- Short exercise
Copy the listing below word for word, from its first line down to and including the line that contains "phone-frame: 16:56 85".

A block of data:
::::

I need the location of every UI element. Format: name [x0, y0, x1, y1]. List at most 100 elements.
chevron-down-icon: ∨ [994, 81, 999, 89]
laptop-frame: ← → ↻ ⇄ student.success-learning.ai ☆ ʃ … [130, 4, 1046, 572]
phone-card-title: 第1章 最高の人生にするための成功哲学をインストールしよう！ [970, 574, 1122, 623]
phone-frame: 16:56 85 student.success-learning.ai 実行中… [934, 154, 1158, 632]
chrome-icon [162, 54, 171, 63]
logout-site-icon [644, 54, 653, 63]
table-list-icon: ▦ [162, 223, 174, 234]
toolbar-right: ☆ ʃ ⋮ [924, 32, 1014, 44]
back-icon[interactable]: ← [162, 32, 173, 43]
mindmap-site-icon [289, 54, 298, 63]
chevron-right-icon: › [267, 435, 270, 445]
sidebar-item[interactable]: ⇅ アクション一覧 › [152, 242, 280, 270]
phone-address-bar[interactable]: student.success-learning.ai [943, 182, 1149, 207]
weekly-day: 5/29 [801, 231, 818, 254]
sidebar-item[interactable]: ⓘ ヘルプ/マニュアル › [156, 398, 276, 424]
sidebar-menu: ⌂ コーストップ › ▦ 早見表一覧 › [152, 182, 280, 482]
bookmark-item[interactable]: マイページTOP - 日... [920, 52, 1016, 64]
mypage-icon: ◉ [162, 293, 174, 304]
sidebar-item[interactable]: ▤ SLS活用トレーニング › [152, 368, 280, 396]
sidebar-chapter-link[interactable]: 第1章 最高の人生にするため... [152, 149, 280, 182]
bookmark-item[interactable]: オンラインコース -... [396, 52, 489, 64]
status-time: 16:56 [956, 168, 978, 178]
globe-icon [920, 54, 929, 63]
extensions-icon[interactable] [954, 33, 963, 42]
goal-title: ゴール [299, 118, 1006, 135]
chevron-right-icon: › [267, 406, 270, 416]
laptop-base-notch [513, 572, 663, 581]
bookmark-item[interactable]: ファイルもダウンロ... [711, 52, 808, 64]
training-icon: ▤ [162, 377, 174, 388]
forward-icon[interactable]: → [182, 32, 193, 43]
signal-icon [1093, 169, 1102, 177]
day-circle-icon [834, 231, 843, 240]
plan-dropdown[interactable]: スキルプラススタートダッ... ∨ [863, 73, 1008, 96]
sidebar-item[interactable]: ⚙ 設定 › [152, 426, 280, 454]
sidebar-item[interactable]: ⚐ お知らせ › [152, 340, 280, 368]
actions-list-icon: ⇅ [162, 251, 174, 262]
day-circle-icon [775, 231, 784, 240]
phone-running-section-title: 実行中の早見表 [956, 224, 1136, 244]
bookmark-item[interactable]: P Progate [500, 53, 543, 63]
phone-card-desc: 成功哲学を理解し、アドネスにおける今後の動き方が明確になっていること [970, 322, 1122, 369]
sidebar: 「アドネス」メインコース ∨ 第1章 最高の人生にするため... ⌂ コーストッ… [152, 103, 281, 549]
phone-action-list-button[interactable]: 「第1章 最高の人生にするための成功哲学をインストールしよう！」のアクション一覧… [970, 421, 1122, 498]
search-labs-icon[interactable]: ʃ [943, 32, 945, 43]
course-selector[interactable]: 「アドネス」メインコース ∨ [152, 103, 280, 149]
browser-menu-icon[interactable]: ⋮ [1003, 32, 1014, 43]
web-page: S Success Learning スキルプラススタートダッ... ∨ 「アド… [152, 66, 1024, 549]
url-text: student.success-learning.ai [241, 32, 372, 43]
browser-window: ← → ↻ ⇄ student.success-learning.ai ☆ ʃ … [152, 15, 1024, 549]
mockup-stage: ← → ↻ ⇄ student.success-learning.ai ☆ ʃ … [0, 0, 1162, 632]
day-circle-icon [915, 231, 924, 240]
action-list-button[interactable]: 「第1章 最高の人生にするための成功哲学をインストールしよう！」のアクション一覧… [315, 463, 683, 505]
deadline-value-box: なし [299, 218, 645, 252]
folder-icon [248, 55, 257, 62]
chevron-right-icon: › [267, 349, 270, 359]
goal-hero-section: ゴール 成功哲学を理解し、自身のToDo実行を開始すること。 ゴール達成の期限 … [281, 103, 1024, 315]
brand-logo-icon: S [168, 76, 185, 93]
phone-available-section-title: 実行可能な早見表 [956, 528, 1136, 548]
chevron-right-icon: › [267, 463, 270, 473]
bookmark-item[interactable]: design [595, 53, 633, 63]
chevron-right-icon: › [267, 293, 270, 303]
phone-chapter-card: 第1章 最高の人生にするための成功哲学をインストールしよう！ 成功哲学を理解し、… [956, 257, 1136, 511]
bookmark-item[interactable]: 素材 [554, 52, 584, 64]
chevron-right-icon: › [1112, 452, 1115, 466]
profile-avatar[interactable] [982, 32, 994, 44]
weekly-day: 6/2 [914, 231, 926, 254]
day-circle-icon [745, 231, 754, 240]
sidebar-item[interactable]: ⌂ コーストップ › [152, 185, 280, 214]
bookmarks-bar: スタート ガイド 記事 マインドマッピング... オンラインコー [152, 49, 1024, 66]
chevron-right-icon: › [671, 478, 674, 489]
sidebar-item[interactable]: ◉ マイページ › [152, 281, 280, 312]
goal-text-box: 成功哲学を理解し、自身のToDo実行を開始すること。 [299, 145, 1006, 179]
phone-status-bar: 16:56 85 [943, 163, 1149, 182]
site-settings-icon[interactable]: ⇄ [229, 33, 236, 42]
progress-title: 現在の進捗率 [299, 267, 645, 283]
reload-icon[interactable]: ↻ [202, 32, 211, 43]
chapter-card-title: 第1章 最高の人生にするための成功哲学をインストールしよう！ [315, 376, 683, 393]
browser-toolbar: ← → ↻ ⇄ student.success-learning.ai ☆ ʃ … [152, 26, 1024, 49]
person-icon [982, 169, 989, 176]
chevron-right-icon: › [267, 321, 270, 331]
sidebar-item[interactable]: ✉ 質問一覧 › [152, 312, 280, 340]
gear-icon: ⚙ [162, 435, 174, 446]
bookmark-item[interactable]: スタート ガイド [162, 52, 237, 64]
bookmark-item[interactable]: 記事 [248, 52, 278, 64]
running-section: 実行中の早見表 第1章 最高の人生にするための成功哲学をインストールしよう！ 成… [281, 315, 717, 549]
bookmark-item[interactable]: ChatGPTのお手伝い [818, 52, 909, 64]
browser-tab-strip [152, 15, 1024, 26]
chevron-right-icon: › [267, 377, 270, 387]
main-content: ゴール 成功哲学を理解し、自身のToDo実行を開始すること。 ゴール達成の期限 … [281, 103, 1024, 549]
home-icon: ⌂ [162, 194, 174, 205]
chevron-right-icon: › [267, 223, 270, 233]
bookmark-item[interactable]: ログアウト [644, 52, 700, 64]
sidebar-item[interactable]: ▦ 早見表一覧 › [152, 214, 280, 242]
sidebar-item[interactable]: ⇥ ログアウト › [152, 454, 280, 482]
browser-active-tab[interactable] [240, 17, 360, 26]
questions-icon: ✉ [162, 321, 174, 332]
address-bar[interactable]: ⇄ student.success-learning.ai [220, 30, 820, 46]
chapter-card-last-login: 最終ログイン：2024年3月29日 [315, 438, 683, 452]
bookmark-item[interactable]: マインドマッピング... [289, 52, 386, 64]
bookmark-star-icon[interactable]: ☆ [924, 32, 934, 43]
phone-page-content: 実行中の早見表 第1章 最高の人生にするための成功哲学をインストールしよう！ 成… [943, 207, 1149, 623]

::::

- Task result
I need the location of every UI element. Format: name [x0, y0, x1, y1]. List at most 100 elements.
chevron-down-icon: ∨ [994, 81, 999, 89]
laptop-frame: ← → ↻ ⇄ student.success-learning.ai ☆ ʃ … [130, 4, 1046, 572]
phone-card-title: 第1章 最高の人生にするための成功哲学をインストールしよう！ [970, 574, 1122, 623]
phone-frame: 16:56 85 student.success-learning.ai 実行中… [934, 154, 1158, 632]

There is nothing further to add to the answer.